§ **Problem details**: Write out every entry, unchanged. Skip any picture.
# START OF Material provided
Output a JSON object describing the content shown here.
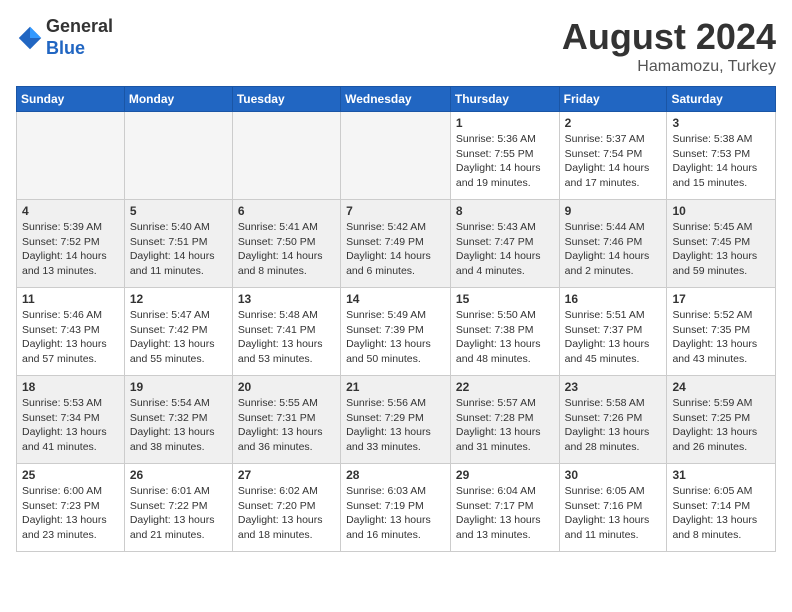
{
  "header": {
    "logo_line1": "General",
    "logo_line2": "Blue",
    "month_year": "August 2024",
    "location": "Hamamozu, Turkey"
  },
  "weekdays": [
    "Sunday",
    "Monday",
    "Tuesday",
    "Wednesday",
    "Thursday",
    "Friday",
    "Saturday"
  ],
  "weeks": [
    [
      {
        "day": "",
        "empty": true
      },
      {
        "day": "",
        "empty": true
      },
      {
        "day": "",
        "empty": true
      },
      {
        "day": "",
        "empty": true
      },
      {
        "day": "1",
        "sunrise": "5:36 AM",
        "sunset": "7:55 PM",
        "daylight": "14 hours and 19 minutes."
      },
      {
        "day": "2",
        "sunrise": "5:37 AM",
        "sunset": "7:54 PM",
        "daylight": "14 hours and 17 minutes."
      },
      {
        "day": "3",
        "sunrise": "5:38 AM",
        "sunset": "7:53 PM",
        "daylight": "14 hours and 15 minutes."
      }
    ],
    [
      {
        "day": "4",
        "sunrise": "5:39 AM",
        "sunset": "7:52 PM",
        "daylight": "14 hours and 13 minutes."
      },
      {
        "day": "5",
        "sunrise": "5:40 AM",
        "sunset": "7:51 PM",
        "daylight": "14 hours and 11 minutes."
      },
      {
        "day": "6",
        "sunrise": "5:41 AM",
        "sunset": "7:50 PM",
        "daylight": "14 hours and 8 minutes."
      },
      {
        "day": "7",
        "sunrise": "5:42 AM",
        "sunset": "7:49 PM",
        "daylight": "14 hours and 6 minutes."
      },
      {
        "day": "8",
        "sunrise": "5:43 AM",
        "sunset": "7:47 PM",
        "daylight": "14 hours and 4 minutes."
      },
      {
        "day": "9",
        "sunrise": "5:44 AM",
        "sunset": "7:46 PM",
        "daylight": "14 hours and 2 minutes."
      },
      {
        "day": "10",
        "sunrise": "5:45 AM",
        "sunset": "7:45 PM",
        "daylight": "13 hours and 59 minutes."
      }
    ],
    [
      {
        "day": "11",
        "sunrise": "5:46 AM",
        "sunset": "7:43 PM",
        "daylight": "13 hours and 57 minutes."
      },
      {
        "day": "12",
        "sunrise": "5:47 AM",
        "sunset": "7:42 PM",
        "daylight": "13 hours and 55 minutes."
      },
      {
        "day": "13",
        "sunrise": "5:48 AM",
        "sunset": "7:41 PM",
        "daylight": "13 hours and 53 minutes."
      },
      {
        "day": "14",
        "sunrise": "5:49 AM",
        "sunset": "7:39 PM",
        "daylight": "13 hours and 50 minutes."
      },
      {
        "day": "15",
        "sunrise": "5:50 AM",
        "sunset": "7:38 PM",
        "daylight": "13 hours and 48 minutes."
      },
      {
        "day": "16",
        "sunrise": "5:51 AM",
        "sunset": "7:37 PM",
        "daylight": "13 hours and 45 minutes."
      },
      {
        "day": "17",
        "sunrise": "5:52 AM",
        "sunset": "7:35 PM",
        "daylight": "13 hours and 43 minutes."
      }
    ],
    [
      {
        "day": "18",
        "sunrise": "5:53 AM",
        "sunset": "7:34 PM",
        "daylight": "13 hours and 41 minutes."
      },
      {
        "day": "19",
        "sunrise": "5:54 AM",
        "sunset": "7:32 PM",
        "daylight": "13 hours and 38 minutes."
      },
      {
        "day": "20",
        "sunrise": "5:55 AM",
        "sunset": "7:31 PM",
        "daylight": "13 hours and 36 minutes."
      },
      {
        "day": "21",
        "sunrise": "5:56 AM",
        "sunset": "7:29 PM",
        "daylight": "13 hours and 33 minutes."
      },
      {
        "day": "22",
        "sunrise": "5:57 AM",
        "sunset": "7:28 PM",
        "daylight": "13 hours and 31 minutes."
      },
      {
        "day": "23",
        "sunrise": "5:58 AM",
        "sunset": "7:26 PM",
        "daylight": "13 hours and 28 minutes."
      },
      {
        "day": "24",
        "sunrise": "5:59 AM",
        "sunset": "7:25 PM",
        "daylight": "13 hours and 26 minutes."
      }
    ],
    [
      {
        "day": "25",
        "sunrise": "6:00 AM",
        "sunset": "7:23 PM",
        "daylight": "13 hours and 23 minutes."
      },
      {
        "day": "26",
        "sunrise": "6:01 AM",
        "sunset": "7:22 PM",
        "daylight": "13 hours and 21 minutes."
      },
      {
        "day": "27",
        "sunrise": "6:02 AM",
        "sunset": "7:20 PM",
        "daylight": "13 hours and 18 minutes."
      },
      {
        "day": "28",
        "sunrise": "6:03 AM",
        "sunset": "7:19 PM",
        "daylight": "13 hours and 16 minutes."
      },
      {
        "day": "29",
        "sunrise": "6:04 AM",
        "sunset": "7:17 PM",
        "daylight": "13 hours and 13 minutes."
      },
      {
        "day": "30",
        "sunrise": "6:05 AM",
        "sunset": "7:16 PM",
        "daylight": "13 hours and 11 minutes."
      },
      {
        "day": "31",
        "sunrise": "6:05 AM",
        "sunset": "7:14 PM",
        "daylight": "13 hours and 8 minutes."
      }
    ]
  ]
}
# END OF Material provided
§ **Solution to this exercise**:
Output a JSON object describing the content shown here.
{
  "header": {
    "logo_line1": "General",
    "logo_line2": "Blue",
    "month_year": "August 2024",
    "location": "Hamamozu, Turkey"
  },
  "weekdays": [
    "Sunday",
    "Monday",
    "Tuesday",
    "Wednesday",
    "Thursday",
    "Friday",
    "Saturday"
  ],
  "weeks": [
    [
      {
        "day": "",
        "empty": true
      },
      {
        "day": "",
        "empty": true
      },
      {
        "day": "",
        "empty": true
      },
      {
        "day": "",
        "empty": true
      },
      {
        "day": "1",
        "sunrise": "5:36 AM",
        "sunset": "7:55 PM",
        "daylight": "14 hours and 19 minutes."
      },
      {
        "day": "2",
        "sunrise": "5:37 AM",
        "sunset": "7:54 PM",
        "daylight": "14 hours and 17 minutes."
      },
      {
        "day": "3",
        "sunrise": "5:38 AM",
        "sunset": "7:53 PM",
        "daylight": "14 hours and 15 minutes."
      }
    ],
    [
      {
        "day": "4",
        "sunrise": "5:39 AM",
        "sunset": "7:52 PM",
        "daylight": "14 hours and 13 minutes."
      },
      {
        "day": "5",
        "sunrise": "5:40 AM",
        "sunset": "7:51 PM",
        "daylight": "14 hours and 11 minutes."
      },
      {
        "day": "6",
        "sunrise": "5:41 AM",
        "sunset": "7:50 PM",
        "daylight": "14 hours and 8 minutes."
      },
      {
        "day": "7",
        "sunrise": "5:42 AM",
        "sunset": "7:49 PM",
        "daylight": "14 hours and 6 minutes."
      },
      {
        "day": "8",
        "sunrise": "5:43 AM",
        "sunset": "7:47 PM",
        "daylight": "14 hours and 4 minutes."
      },
      {
        "day": "9",
        "sunrise": "5:44 AM",
        "sunset": "7:46 PM",
        "daylight": "14 hours and 2 minutes."
      },
      {
        "day": "10",
        "sunrise": "5:45 AM",
        "sunset": "7:45 PM",
        "daylight": "13 hours and 59 minutes."
      }
    ],
    [
      {
        "day": "11",
        "sunrise": "5:46 AM",
        "sunset": "7:43 PM",
        "daylight": "13 hours and 57 minutes."
      },
      {
        "day": "12",
        "sunrise": "5:47 AM",
        "sunset": "7:42 PM",
        "daylight": "13 hours and 55 minutes."
      },
      {
        "day": "13",
        "sunrise": "5:48 AM",
        "sunset": "7:41 PM",
        "daylight": "13 hours and 53 minutes."
      },
      {
        "day": "14",
        "sunrise": "5:49 AM",
        "sunset": "7:39 PM",
        "daylight": "13 hours and 50 minutes."
      },
      {
        "day": "15",
        "sunrise": "5:50 AM",
        "sunset": "7:38 PM",
        "daylight": "13 hours and 48 minutes."
      },
      {
        "day": "16",
        "sunrise": "5:51 AM",
        "sunset": "7:37 PM",
        "daylight": "13 hours and 45 minutes."
      },
      {
        "day": "17",
        "sunrise": "5:52 AM",
        "sunset": "7:35 PM",
        "daylight": "13 hours and 43 minutes."
      }
    ],
    [
      {
        "day": "18",
        "sunrise": "5:53 AM",
        "sunset": "7:34 PM",
        "daylight": "13 hours and 41 minutes."
      },
      {
        "day": "19",
        "sunrise": "5:54 AM",
        "sunset": "7:32 PM",
        "daylight": "13 hours and 38 minutes."
      },
      {
        "day": "20",
        "sunrise": "5:55 AM",
        "sunset": "7:31 PM",
        "daylight": "13 hours and 36 minutes."
      },
      {
        "day": "21",
        "sunrise": "5:56 AM",
        "sunset": "7:29 PM",
        "daylight": "13 hours and 33 minutes."
      },
      {
        "day": "22",
        "sunrise": "5:57 AM",
        "sunset": "7:28 PM",
        "daylight": "13 hours and 31 minutes."
      },
      {
        "day": "23",
        "sunrise": "5:58 AM",
        "sunset": "7:26 PM",
        "daylight": "13 hours and 28 minutes."
      },
      {
        "day": "24",
        "sunrise": "5:59 AM",
        "sunset": "7:25 PM",
        "daylight": "13 hours and 26 minutes."
      }
    ],
    [
      {
        "day": "25",
        "sunrise": "6:00 AM",
        "sunset": "7:23 PM",
        "daylight": "13 hours and 23 minutes."
      },
      {
        "day": "26",
        "sunrise": "6:01 AM",
        "sunset": "7:22 PM",
        "daylight": "13 hours and 21 minutes."
      },
      {
        "day": "27",
        "sunrise": "6:02 AM",
        "sunset": "7:20 PM",
        "daylight": "13 hours and 18 minutes."
      },
      {
        "day": "28",
        "sunrise": "6:03 AM",
        "sunset": "7:19 PM",
        "daylight": "13 hours and 16 minutes."
      },
      {
        "day": "29",
        "sunrise": "6:04 AM",
        "sunset": "7:17 PM",
        "daylight": "13 hours and 13 minutes."
      },
      {
        "day": "30",
        "sunrise": "6:05 AM",
        "sunset": "7:16 PM",
        "daylight": "13 hours and 11 minutes."
      },
      {
        "day": "31",
        "sunrise": "6:05 AM",
        "sunset": "7:14 PM",
        "daylight": "13 hours and 8 minutes."
      }
    ]
  ]
}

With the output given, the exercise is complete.